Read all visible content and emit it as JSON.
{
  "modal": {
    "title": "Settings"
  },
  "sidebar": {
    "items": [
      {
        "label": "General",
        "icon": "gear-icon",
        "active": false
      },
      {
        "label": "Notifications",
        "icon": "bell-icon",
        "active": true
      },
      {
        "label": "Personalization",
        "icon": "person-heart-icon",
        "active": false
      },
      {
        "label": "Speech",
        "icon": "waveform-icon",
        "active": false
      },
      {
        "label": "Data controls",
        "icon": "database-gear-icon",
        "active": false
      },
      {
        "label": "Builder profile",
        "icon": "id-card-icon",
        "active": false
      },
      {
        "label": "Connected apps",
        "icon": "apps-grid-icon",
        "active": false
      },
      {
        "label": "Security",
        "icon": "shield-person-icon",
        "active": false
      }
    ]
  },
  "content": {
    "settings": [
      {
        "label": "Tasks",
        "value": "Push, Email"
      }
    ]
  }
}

*****

> _What is being asked_
Restate every entry word for word.

> _Written reply_
Read all visible content and emit it as JSON.
{
  "modal": {
    "title": "Settings"
  },
  "sidebar": {
    "items": [
      {
        "label": "General",
        "icon": "gear-icon",
        "active": false
      },
      {
        "label": "Notifications",
        "icon": "bell-icon",
        "active": true
      },
      {
        "label": "Personalization",
        "icon": "person-heart-icon",
        "active": false
      },
      {
        "label": "Speech",
        "icon": "waveform-icon",
        "active": false
      },
      {
        "label": "Data controls",
        "icon": "database-gear-icon",
        "active": false
      },
      {
        "label": "Builder profile",
        "icon": "id-card-icon",
        "active": false
      },
      {
        "label": "Connected apps",
        "icon": "apps-grid-icon",
        "active": false
      },
      {
        "label": "Security",
        "icon": "shield-person-icon",
        "active": false
      }
    ]
  },
  "content": {
    "settings": [
      {
        "label": "Tasks",
        "value": "Push, Email"
      }
    ]
  }
}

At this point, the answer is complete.